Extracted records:
....
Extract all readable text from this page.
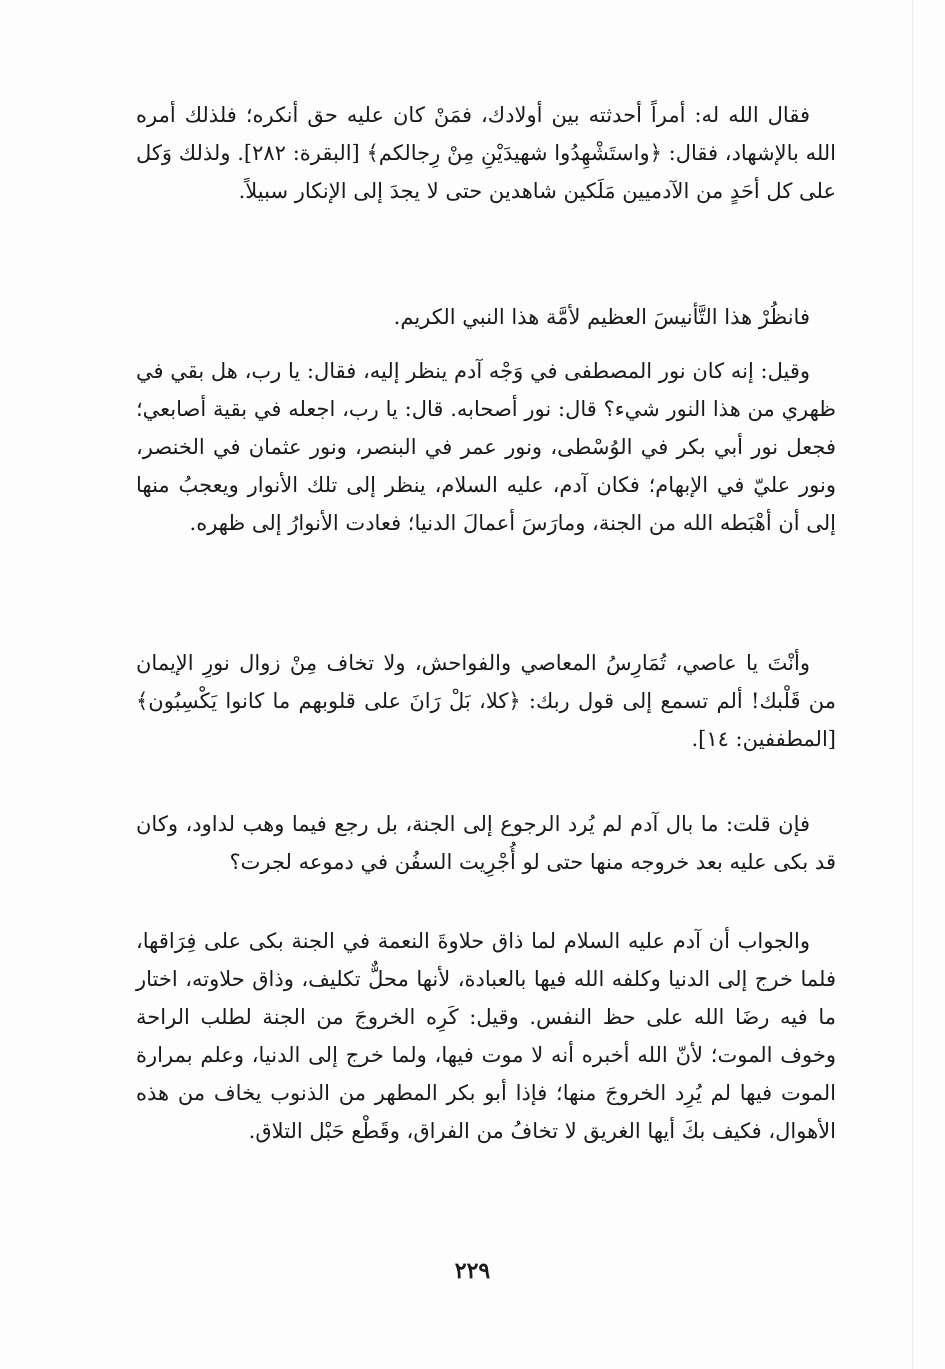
فقال الله له: أمراً أحدثته بين أولادك، فمَنْ كان عليه حق أنكره؛ فلذلك أمره الله بالإشهاد، فقال: ﴿واستَشْهِدُوا شهيدَيْنِ مِنْ رِجالكم﴾ [البقرة: ٢٨٢]. ولذلك وَكل على كل أحَدٍ من الآدميين مَلَكين شاهدين حتى لا يجدَ إلى الإنكار سبيلاً.

فانظُرْ هذا التَّأنيسَ العظيم لأمَّة هذا النبي الكريم.

وقيل: إنه كان نور المصطفى في وَجْه آدم ينظر إليه، فقال: يا رب، هل بقي في ظهري من هذا النور شيء؟ قال: نور أصحابه. قال: يا رب، اجعله في بقية أصابعي؛ فجعل نور أبي بكر في الوُسْطى، ونور عمر في البنصر، ونور عثمان في الخنصر، ونور عليّ في الإبهام؛ فكان آدم، عليه السلام، ينظر إلى تلك الأنوار ويعجبُ منها إلى أن أهْبَطه الله من الجنة، ومارَسَ أعمالَ الدنيا؛ فعادت الأنوارُ إلى ظهره.

وأنْتَ يا عاصي، تُمَارِسُ المعاصي والفواحش، ولا تخاف مِنْ زوال نورِ الإيمان من قَلْبك! ألم تسمع إلى قول ربك: ﴿كلا، بَلْ رَانَ على قلوبهم ما كانوا يَكْسِبُون﴾ [المطففين: ١٤].

فإن قلت: ما بال آدم لم يُرد الرجوع إلى الجنة، بل رجع فيما وهب لداود، وكان قد بكى عليه بعد خروجه منها حتى لو أُجْرِيت السفُن في دموعه لجرت؟

والجواب أن آدم عليه السلام لما ذاق حلاوةَ النعمة في الجنة بكى على فِرَاقها، فلما خرج إلى الدنيا وكلفه الله فيها بالعبادة، لأنها محلٌّ تكليف، وذاق حلاوته، اختار ما فيه رضَا الله على حظ النفس. وقيل: كَرِه الخروجَ من الجنة لطلب الراحة وخوف الموت؛ لأنّ الله أخبره أنه لا موت فيها، ولما خرج إلى الدنيا، وعلم بمرارة الموت فيها لم يُرِد الخروجَ منها؛ فإذا أبو بكر المطهر من الذنوب يخاف من هذه الأهوال، فكيف بكَ أيها الغريق لا تخافُ من الفراق، وقَطْع حَبْل التلاق.

٢٢٩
....
-- Given problem --
Leave out the pictures and copy the rest of the material above exactly.

-- Answer below --
Extract all readable text from this page.
فقال الله له: أمراً أحدثته بين أولادك، فمَنْ كان عليه حق أنكره؛ فلذلك أمره الله بالإشهاد، فقال: ﴿واستَشْهِدُوا شهيدَيْنِ مِنْ رِجالكم﴾ [البقرة: ٢٨٢]. ولذلك وَكل على كل أحَدٍ من الآدميين مَلَكين شاهدين حتى لا يجدَ إلى الإنكار سبيلاً.

فانظُرْ هذا التَّأنيسَ العظيم لأمَّة هذا النبي الكريم.

وقيل: إنه كان نور المصطفى في وَجْه آدم ينظر إليه، فقال: يا رب، هل بقي في ظهري من هذا النور شيء؟ قال: نور أصحابه. قال: يا رب، اجعله في بقية أصابعي؛ فجعل نور أبي بكر في الوُسْطى، ونور عمر في البنصر، ونور عثمان في الخنصر، ونور عليّ في الإبهام؛ فكان آدم، عليه السلام، ينظر إلى تلك الأنوار ويعجبُ منها إلى أن أهْبَطه الله من الجنة، ومارَسَ أعمالَ الدنيا؛ فعادت الأنوارُ إلى ظهره.

وأنْتَ يا عاصي، تُمَارِسُ المعاصي والفواحش، ولا تخاف مِنْ زوال نورِ الإيمان من قَلْبك! ألم تسمع إلى قول ربك: ﴿كلا، بَلْ رَانَ على قلوبهم ما كانوا يَكْسِبُون﴾ [المطففين: ١٤].

فإن قلت: ما بال آدم لم يُرد الرجوع إلى الجنة، بل رجع فيما وهب لداود، وكان قد بكى عليه بعد خروجه منها حتى لو أُجْرِيت السفُن في دموعه لجرت؟

والجواب أن آدم عليه السلام لما ذاق حلاوةَ النعمة في الجنة بكى على فِرَاقها، فلما خرج إلى الدنيا وكلفه الله فيها بالعبادة، لأنها محلٌّ تكليف، وذاق حلاوته، اختار ما فيه رضَا الله على حظ النفس. وقيل: كَرِه الخروجَ من الجنة لطلب الراحة وخوف الموت؛ لأنّ الله أخبره أنه لا موت فيها، ولما خرج إلى الدنيا، وعلم بمرارة الموت فيها لم يُرِد الخروجَ منها؛ فإذا أبو بكر المطهر من الذنوب يخاف من هذه الأهوال، فكيف بكَ أيها الغريق لا تخافُ من الفراق، وقَطْع حَبْل التلاق.

٢٢٩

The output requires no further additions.